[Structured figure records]
====

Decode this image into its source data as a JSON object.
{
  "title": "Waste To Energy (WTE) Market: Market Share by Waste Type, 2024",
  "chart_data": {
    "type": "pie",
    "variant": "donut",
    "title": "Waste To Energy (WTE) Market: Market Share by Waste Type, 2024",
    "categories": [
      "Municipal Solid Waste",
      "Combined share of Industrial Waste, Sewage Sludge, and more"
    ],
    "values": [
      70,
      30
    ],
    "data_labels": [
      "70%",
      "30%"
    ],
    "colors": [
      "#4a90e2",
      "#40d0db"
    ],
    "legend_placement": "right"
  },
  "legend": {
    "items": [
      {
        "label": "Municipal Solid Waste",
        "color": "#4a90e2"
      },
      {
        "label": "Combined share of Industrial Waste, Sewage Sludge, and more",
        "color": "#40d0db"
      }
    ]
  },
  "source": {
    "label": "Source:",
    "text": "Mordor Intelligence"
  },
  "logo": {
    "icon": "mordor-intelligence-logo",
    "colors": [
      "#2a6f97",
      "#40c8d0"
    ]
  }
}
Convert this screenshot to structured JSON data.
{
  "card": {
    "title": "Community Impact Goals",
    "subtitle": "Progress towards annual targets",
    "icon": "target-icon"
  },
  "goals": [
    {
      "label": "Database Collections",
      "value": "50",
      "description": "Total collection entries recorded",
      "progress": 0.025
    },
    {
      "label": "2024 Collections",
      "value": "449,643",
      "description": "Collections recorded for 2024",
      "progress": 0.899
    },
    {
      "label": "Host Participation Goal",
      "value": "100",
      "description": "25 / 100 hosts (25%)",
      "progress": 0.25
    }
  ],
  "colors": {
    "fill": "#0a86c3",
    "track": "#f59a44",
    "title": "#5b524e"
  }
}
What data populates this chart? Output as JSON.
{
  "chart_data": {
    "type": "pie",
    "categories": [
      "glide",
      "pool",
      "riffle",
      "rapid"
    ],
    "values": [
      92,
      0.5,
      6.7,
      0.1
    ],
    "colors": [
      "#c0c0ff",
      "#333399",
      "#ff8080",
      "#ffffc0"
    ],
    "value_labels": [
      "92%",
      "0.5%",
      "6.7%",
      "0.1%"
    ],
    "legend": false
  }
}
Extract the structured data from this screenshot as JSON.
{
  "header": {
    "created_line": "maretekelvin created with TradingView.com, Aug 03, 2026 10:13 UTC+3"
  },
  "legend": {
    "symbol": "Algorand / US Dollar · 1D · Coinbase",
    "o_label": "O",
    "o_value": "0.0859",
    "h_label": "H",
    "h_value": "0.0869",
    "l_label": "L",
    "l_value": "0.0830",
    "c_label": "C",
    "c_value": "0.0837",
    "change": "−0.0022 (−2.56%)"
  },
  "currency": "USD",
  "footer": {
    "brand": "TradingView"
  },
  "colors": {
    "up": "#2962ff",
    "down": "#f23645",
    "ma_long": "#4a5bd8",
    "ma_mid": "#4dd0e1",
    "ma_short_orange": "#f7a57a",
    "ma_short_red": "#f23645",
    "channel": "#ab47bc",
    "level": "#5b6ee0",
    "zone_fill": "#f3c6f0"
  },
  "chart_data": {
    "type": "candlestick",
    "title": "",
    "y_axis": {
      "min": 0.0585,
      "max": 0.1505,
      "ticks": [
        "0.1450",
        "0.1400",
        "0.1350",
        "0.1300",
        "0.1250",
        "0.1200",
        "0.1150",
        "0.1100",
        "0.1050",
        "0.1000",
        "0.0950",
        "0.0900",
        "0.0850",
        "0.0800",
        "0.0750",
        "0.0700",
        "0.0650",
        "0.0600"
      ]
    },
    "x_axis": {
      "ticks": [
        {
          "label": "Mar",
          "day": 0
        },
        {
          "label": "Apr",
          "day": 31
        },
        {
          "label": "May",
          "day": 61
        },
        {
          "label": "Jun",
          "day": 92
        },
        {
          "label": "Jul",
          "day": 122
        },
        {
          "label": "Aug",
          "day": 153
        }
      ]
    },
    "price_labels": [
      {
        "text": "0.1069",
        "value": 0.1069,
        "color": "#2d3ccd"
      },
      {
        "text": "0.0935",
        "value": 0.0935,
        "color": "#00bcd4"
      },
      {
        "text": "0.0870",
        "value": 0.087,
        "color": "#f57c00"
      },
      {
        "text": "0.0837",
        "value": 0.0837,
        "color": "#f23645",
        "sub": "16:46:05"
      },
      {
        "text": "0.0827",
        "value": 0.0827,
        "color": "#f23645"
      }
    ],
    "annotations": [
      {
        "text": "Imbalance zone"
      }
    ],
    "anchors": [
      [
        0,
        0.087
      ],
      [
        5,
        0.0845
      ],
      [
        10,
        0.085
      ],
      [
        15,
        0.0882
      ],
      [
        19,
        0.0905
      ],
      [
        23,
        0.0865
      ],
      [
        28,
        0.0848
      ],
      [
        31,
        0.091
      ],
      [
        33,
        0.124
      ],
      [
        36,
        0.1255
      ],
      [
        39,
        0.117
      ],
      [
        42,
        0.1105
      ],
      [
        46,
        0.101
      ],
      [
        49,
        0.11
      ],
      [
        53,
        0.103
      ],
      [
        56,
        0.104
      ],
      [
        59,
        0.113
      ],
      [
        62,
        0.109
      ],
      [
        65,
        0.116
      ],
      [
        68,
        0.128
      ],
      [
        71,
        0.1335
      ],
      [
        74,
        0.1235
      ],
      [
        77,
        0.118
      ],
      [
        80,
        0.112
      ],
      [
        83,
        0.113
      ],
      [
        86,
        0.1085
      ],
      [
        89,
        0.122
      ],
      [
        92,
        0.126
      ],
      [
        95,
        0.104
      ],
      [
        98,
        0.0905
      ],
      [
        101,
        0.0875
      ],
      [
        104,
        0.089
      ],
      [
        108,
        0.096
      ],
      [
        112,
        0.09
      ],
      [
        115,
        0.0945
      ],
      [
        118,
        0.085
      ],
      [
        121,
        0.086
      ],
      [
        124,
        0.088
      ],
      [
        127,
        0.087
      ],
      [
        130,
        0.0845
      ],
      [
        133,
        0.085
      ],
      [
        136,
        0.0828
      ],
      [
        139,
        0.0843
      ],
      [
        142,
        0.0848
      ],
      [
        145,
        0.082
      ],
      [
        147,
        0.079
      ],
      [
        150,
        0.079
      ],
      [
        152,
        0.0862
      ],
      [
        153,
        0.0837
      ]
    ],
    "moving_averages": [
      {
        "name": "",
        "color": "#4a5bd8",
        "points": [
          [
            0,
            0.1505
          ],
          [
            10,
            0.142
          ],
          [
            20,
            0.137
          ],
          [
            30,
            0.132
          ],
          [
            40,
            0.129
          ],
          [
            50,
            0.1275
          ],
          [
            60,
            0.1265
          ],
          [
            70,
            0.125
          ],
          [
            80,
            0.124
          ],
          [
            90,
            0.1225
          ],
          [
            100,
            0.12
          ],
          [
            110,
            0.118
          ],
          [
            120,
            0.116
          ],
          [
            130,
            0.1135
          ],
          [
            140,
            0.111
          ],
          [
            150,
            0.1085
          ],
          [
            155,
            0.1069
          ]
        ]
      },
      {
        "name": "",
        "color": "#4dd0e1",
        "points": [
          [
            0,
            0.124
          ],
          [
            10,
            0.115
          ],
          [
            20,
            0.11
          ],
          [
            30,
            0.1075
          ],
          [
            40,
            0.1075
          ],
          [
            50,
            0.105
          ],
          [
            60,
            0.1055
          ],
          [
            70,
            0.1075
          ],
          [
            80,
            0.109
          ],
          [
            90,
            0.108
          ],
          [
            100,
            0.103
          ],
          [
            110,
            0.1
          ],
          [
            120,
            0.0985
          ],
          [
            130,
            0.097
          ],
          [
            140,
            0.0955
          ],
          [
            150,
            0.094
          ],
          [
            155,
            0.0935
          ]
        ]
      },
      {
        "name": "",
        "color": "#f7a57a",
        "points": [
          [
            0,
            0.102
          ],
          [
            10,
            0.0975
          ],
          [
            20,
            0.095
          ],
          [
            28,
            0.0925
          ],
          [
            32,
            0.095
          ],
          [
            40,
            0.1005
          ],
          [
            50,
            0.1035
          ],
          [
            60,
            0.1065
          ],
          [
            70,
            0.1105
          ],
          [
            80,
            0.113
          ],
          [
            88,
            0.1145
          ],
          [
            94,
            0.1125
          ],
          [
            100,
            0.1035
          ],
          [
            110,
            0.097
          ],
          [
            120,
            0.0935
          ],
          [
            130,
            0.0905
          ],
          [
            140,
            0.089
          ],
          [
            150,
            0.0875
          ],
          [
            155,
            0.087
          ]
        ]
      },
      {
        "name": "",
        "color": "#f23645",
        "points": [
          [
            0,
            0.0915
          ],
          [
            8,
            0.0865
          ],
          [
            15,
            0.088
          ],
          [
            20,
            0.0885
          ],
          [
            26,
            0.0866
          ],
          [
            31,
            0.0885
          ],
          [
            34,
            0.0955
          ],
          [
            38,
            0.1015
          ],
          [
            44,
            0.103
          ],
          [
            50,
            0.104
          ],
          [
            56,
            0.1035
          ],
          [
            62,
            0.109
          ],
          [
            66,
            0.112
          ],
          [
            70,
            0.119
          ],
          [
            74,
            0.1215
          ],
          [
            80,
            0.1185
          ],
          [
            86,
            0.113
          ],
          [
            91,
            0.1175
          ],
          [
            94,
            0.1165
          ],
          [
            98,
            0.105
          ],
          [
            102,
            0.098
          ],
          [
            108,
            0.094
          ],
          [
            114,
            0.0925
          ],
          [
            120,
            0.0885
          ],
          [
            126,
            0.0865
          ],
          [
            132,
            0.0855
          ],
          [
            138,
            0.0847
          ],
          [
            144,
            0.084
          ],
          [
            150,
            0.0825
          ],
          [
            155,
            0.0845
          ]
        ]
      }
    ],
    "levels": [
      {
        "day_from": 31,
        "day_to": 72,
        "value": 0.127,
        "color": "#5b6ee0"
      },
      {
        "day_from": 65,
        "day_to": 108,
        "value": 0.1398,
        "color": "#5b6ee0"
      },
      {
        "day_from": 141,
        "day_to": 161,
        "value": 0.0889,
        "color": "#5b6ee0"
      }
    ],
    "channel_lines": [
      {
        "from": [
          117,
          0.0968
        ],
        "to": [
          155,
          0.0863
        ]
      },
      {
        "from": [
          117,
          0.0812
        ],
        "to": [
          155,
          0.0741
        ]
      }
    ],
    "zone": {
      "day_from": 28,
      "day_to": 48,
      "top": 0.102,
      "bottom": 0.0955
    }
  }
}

====

▶ **Exercise brief**:
Pick each line holding the word "Waste" out of the data and copy it.

▶ **Task result**:
  "title": "Waste To Energy (WTE) Market: Market Share by Waste Type, 2024",
    "title": "Waste To Energy (WTE) Market: Market Share by Waste Type, 2024",
      "Municipal Solid Waste",
      "Combined share of Industrial Waste, Sewage Sludge, and more"
        "label": "Municipal Solid Waste",
        "label": "Combined share of Industrial Waste, Sewage Sludge, and more",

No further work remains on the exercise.